Identify the lines that contain the string "лифтовых", then copy each of them.

# # #

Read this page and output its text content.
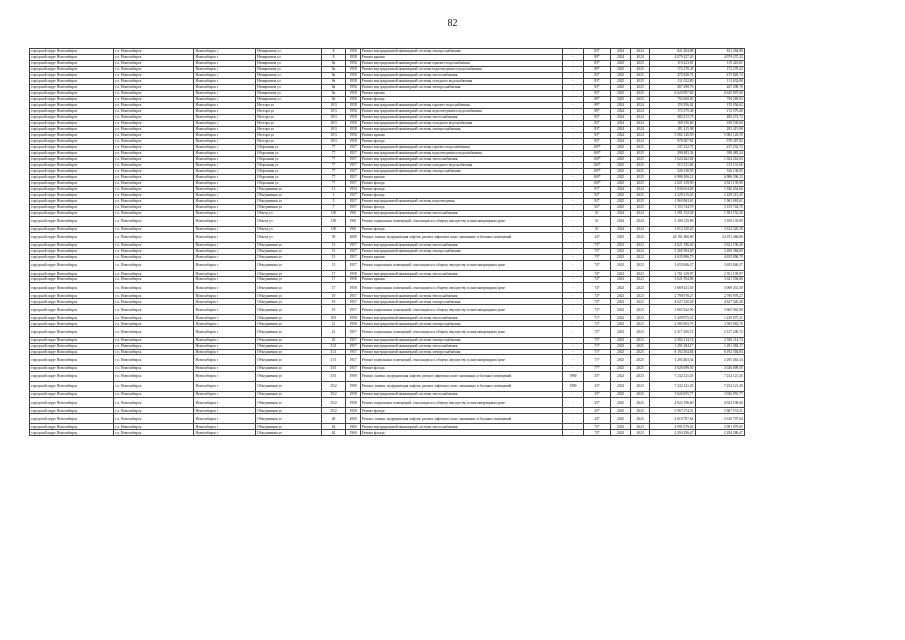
82
городской округ Новосибирск	г.о. Новосибирск	Новосибирск г	Немировича ул	8	1958	Ремонт внутридомовой инженерной системы электроснабжения	-	83*	2024	2024	821 284,88	821 284,88
городской округ Новосибирск	г.о. Новосибирск	Новосибирск г	Немировича ул	8	1958	Ремонт крыши	-	89*	2024	2024	4 079 237,43	4 079 237,43
городской округ Новосибирск	г.о. Новосибирск	Новосибирск г	Немировича ул	8а	1958	Ремонт внутридомовой инженерной системы горячего водоснабжения	-	83*	2025	2025	119 423,81	119 423,81
городской округ Новосибирск	г.о. Новосибирск	Новосибирск г	Немировича ул	8а	1958	Ремонт внутридомовой инженерной системы водоотведения и водоснабжения	-	89*	2025	2025	172 278,43	172 278,43
городской округ Новосибирск	г.о. Новосибирск	Новосибирск г	Немировича ул	8а	1958	Ремонт внутридомовой инженерной системы теплоснабжения	-	83*	2025	2025	475 828,74	475 828,74
городской округ Новосибирск	г.о. Новосибирск	Новосибирск г	Немировича ул	8а	1958	Ремонт внутридомовой инженерной системы холодного водоснабжения	-	83*	2025	2025	111 032,80	111 032,80
городской округ Новосибирск	г.о. Новосибирск	Новосибирск г	Немировича ул	8а	1958	Ремонт внутридомовой инженерной системы электроснабжения	-	83*	2025	2025	267 298,76	267 298,76
городской округ Новосибирск	г.о. Новосибирск	Новосибирск г	Немировича ул	8а	1958	Ремонт крыши	-	83*	2025	2025	6 620 897,60	6 620 897,60
городской округ Новосибирск	г.о. Новосибирск	Новосибирск г	Немировича ул	8а	1958	Ремонт фасада	-	89*	2025	2025	794 269,83	794 269,83
городской округ Новосибирск	г.о. Новосибирск	Новосибирск г	Нестора ул	10/3	1958	Ремонт внутридомовой инженерной системы горячего водоснабжения	-	89*	2024	2024	155 956,62	155 956,62
городской округ Новосибирск	г.о. Новосибирск	Новосибирск г	Нестора ул	10/3	1958	Ремонт внутридомовой инженерной системы водоотведения и водоснабжения	-	89*	2024	2024	172 379,40	172 379,40
городской округ Новосибирск	г.о. Новосибирск	Новосибирск г	Нестора ул	10/3	1958	Ремонт внутридомовой инженерной системы теплоснабжения	-	83*	2024	2024	485 272,73	485 272,73
городской округ Новосибирск	г.о. Новосибирск	Новосибирск г	Нестора ул	10/3	1958	Ремонт внутридомовой инженерной системы холодного водоснабжения	-	83*	2024	2024	169 530,60	169 530,60
городской округ Новосибирск	г.о. Новосибирск	Новосибирск г	Нестора ул	10/3	1958	Ремонт внутридомовой инженерной системы электроснабжения	-	83*	2024	2024	281 415,98	281 415,98
городской округ Новосибирск	г.о. Новосибирск	Новосибирск г	Нестора ул	10/3	1958	Ремонт крыши	-	83*	2024	2024	5 082 126,59	5 082 126,59
городской округ Новосибирск	г.о. Новосибирск	Новосибирск г	Нестора ул	10/3	1958	Ремонт фасада	-	83*	2024	2024	978 287,82	978 287,82
городской округ Новосибирск	г.о. Новосибирск	Новосибирск г	Оборонная ул	77	1957	Ремонт внутридомовой инженерной системы горячего водоснабжения	-	100*	2025	2025	237 232,75	237 232,75
городской округ Новосибирск	г.о. Новосибирск	Новосибирск г	Оборонная ул	77	1957	Ремонт внутридомовой инженерной системы водоотведения и водоснабжения	-	100*	2025	2025	398 483,34	398 483,34
городской округ Новосибирск	г.о. Новосибирск	Новосибирск г	Оборонная ул	77	1957	Ремонт внутридомовой инженерной системы теплоснабжения	-	100*	2025	2025	1 024 262,84	1 024 262,84
городской округ Новосибирск	г.о. Новосибирск	Новосибирск г	Оборонная ул	77	1957	Ремонт внутридомовой инженерной системы холодного водоснабжения	-	100*	2025	2025	313 131,66	313 131,66
городской округ Новосибирск	г.о. Новосибирск	Новосибирск г	Оборонная ул	77	1957	Ремонт внутридомовой инженерной системы электроснабжения	-	100*	2025	2025	526 138,95	526 138,95
городской округ Новосибирск	г.о. Новосибирск	Новосибирск г	Оборонная ул	77	1957	Ремонт крыши	-	100*	2025	2025	6 986 306,12	6 986 306,12
городской округ Новосибирск	г.о. Новосибирск	Новосибирск г	Оборонная ул	77	1957	Ремонт фасада	-	100*	2025	2025	2 021 139,90	2 021 139,90
городской округ Новосибирск	г.о. Новосибирск	Новосибирск г	Объединения ул	11	1954	Ремонт фасада	-	91*	2024	2024	1 636 654,66	1 636 654,66
городской округ Новосибирск	г.о. Новосибирск	Новосибирск г	Объединения ул	3	1957	Ремонт фасада	-	92*	2025	2025	2 229 215,45	2 229 215,45
городской округ Новосибирск	г.о. Новосибирск	Новосибирск г	Объединения ул	5	1957	Ремонт внутридомовой инженерной системы водоотведения	-	92*	2025	2025	1 963 063,61	1 963 063,61
городской округ Новосибирск	г.о. Новосибирск	Новосибирск г	Объединения ул	7	1957	Ремонт фасада	-	92*	2025	2025	3 155 744,70	3 155 744,70
городской округ Новосибирск	г.о. Новосибирск	Новосибирск г	Объезд ул	100	1961	Ремонт внутридомовой инженерной системы теплоснабжения	-	61	2024	2024	1 581 152,36	1 581 152,36
городской округ Новосибирск	г.о. Новосибирск	Новосибирск г	Объезд ул	100	1961	Ремонт подвальных помещений, относящихся к общему имуществу в многоквартирном доме	-	61	2024	2024	3 106 135,80	3 106 135,80
городской округ Новосибирск	г.о. Новосибирск	Новосибирск г	Объезд ул	100	1961	Ремонт фасада	-	61	2024	2024	3 612 320,20	3 612 320,20
городской округ Новосибирск	г.о. Новосибирск	Новосибирск г	Объезд ул	39	2000	Ремонт, замена, модернизация лифтов, ремонт лифтовых шахт, машинных и блочных помещений	-	24*	2025	2025	24 191 466,80	24 191 466,80
городской округ Новосибирск	г.о. Новосибирск	Новосибирск г	Объединения ул	15	1957	Ремонт внутридомовой инженерной системы теплоснабжения	-	73*	2023	2023	2 621 196,40	2 621 196,40
городской округ Новосибирск	г.о. Новосибирск	Новосибирск г	Объединения ул	15	1957	Ремонт внутридомовой инженерной системы электроснабжения	-	73*	2023	2023	5 269 384,69	5 269 384,69
городской округ Новосибирск	г.о. Новосибирск	Новосибирск г	Объединения ул	15	1957	Ремонт крыши	-	73*	2023	2023	4 635 896,79	4 635 896,79
городской округ Новосибирск	г.о. Новосибирск	Новосибирск г	Объединения ул	15	1957	Ремонт подвальных помещений, относящихся к общему имуществу в многоквартирном доме	-	73*	2023	2023	3 655 846,37	3 655 846,37
городской округ Новосибирск	г.о. Новосибирск	Новосибирск г	Объединения ул	17	1958	Ремонт внутридомовой инженерной системы теплоснабжения	-	74*	2023	2023	2 761 139,97	2 761 139,97
городской округ Новосибирск	г.о. Новосибирск	Новосибирск г	Объединения ул	17	1958	Ремонт крыши	-	72*	2023	2023	3 021 594,86	3 021 594,86
городской округ Новосибирск	г.о. Новосибирск	Новосибирск г	Объединения ул	17	1958	Ремонт подвальных помещений, относящихся к общему имуществу в многоквартирном доме	-	74*	2023	2023	3 069 431,50	3 069 431,50
городской округ Новосибирск	г.о. Новосибирск	Новосибирск г	Объединения ул	19	1957	Ремонт внутридомовой инженерной системы теплоснабжения	-	73*	2023	2023	2 790 978,27	2 790 978,27
городской округ Новосибирск	г.о. Новосибирск	Новосибирск г	Объединения ул	19	1957	Ремонт внутридомовой инженерной системы электроснабжения	-	73*	2023	2023	4 627 320,28	4 627 320,28
городской округ Новосибирск	г.о. Новосибирск	Новосибирск г	Объединения ул	19	1957	Ремонт подвальных помещений, относящихся к общему имуществу в многоквартирном доме	-	73*	2023	2023	3 665 942,90	3 665 942,90
городской округ Новосибирск	г.о. Новосибирск	Новосибирск г	Объединения ул	19/1	1958	Ремонт внутридомовой инженерной системы теплоснабжения	-	71*	2023	2023	1 429 875,31	1 429 875,31
городской округ Новосибирск	г.о. Новосибирск	Новосибирск г	Объединения ул	21	1958	Ремонт внутридомовой инженерной системы электроснабжения	-	72*	2023	2023	2 585 063,76	2 585 063,76
городской округ Новосибирск	г.о. Новосибирск	Новосибирск г	Объединения ул	21	1957	Ремонт подвальных помещений, относящихся к общему имуществу в многоквартирном доме	-	72*	2023	2023	2 317 200,72	2 317 200,72
городской округ Новосибирск	г.о. Новосибирск	Новосибирск г	Объединения ул	23	1957	Ремонт внутридомовой инженерной системы электроснабжения	-	73*	2023	2023	2 582 114,74	2 582 114,74
городской округ Новосибирск	г.о. Новосибирск	Новосибирск г	Объединения ул	31/1	1957	Ремонт внутридомовой инженерной системы теплоснабжения	-	71*	2025	2025	1 291 384,17	1 291 384,17
городской округ Новосибирск	г.о. Новосибирск	Новосибирск г	Объединения ул	31/1	1957	Ремонт внутридомовой инженерной системы электроснабжения	-	71*	2025	2025	8 192 304,84	8 192 304,84
городской округ Новосибирск	г.о. Новосибирск	Новосибирск г	Объединения ул	31/1	1957	Ремонт подвальных помещений, относящихся к общему имуществу в многоквартирном доме	-	71*	2025	2025	3 293 463,34	3 293 463,34
городской округ Новосибирск	г.о. Новосибирск	Новосибирск г	Объединения ул	33/1	1957	Ремонт фасада	-	77*	2025	2025	3 026 699,50	3 026 699,50
городской округ Новосибирск	г.о. Новосибирск	Новосибирск г	Объединения ул	33/1	1990	Ремонт, замена, модернизация лифтов, ремонт лифтовых шахт, машинных и блочных помещений	1990	33*	2023	2023	7 232 121,45	7 232 121,45
городской округ Новосибирск	г.о. Новосибирск	Новосибирск г	Объединения ул	35/2	1990	Ремонт, замена, модернизация лифтов, ремонт лифтовых шахт, машинных и блочных помещений	1990	33*	2023	2023	7 232 121,45	7 232 121,45
городской округ Новосибирск	г.о. Новосибирск	Новосибирск г	Объединения ул	35/2	1958	Ремонт внутридомовой инженерной системы теплоснабжения	-	35*	2025	2025	3 026 855,77	3 026 855,77
городской округ Новосибирск	г.о. Новосибирск	Новосибирск г	Объединения ул	35/2	1958	Ремонт подвальных помещений, относящихся к общему имуществу в многоквартирном доме	-	35*	2025	2025	4 922 196,60	4 922 196,60
городской округ Новосибирск	г.о. Новосибирск	Новосибирск г	Объединения ул	35/2	1958	Ремонт фасада	-	35*	2025	2025	5 967 574,21	5 967 574,21
городской округ Новосибирск	г.о. Новосибирск	Новосибирск г	Объединения ул	48	2000	Ремонт, замена, модернизация лифтов, ремонт лифтовых шахт, машинных и блочных помещений	-	24*	2025	2025	2 610 707,64	2 610 707,64
городской округ Новосибирск	г.о. Новосибирск	Новосибирск г	Объединения ул	62	1960	Ремонт внутридомовой инженерной системы теплоснабжения	-	73*	2023	2023	2 991 079,65	2 991 079,65
городской округ Новосибирск	г.о. Новосибирск	Новосибирск г	Объединения ул	62	1960	Ремонт фасада	-	73*	2023	2023	2 294 286,47	2 294 286,47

# # #

## [Solution to the exercise]
городской округ Новосибирск	г.о. Новосибирск	Новосибирск г	Объезд ул	39	2000	Ремонт, замена, модернизация лифтов, ремонт лифтовых шахт, машинных и блочных помещений	-	24*	2025	2025	24 191 466,80	24 191 466,80
городской округ Новосибирск	г.о. Новосибирск	Новосибирск г	Объединения ул	33/1	1990	Ремонт, замена, модернизация лифтов, ремонт лифтовых шахт, машинных и блочных помещений	1990	33*	2023	2023	7 232 121,45	7 232 121,45
городской округ Новосибирск	г.о. Новосибирск	Новосибирск г	Объединения ул	35/2	1990	Ремонт, замена, модернизация лифтов, ремонт лифтовых шахт, машинных и блочных помещений	1990	33*	2023	2023	7 232 121,45	7 232 121,45
городской округ Новосибирск	г.о. Новосибирск	Новосибирск г	Объединения ул	48	2000	Ремонт, замена, модернизация лифтов, ремонт лифтовых шахт, машинных и блочных помещений	-	24*	2025	2025	2 610 707,64	2 610 707,64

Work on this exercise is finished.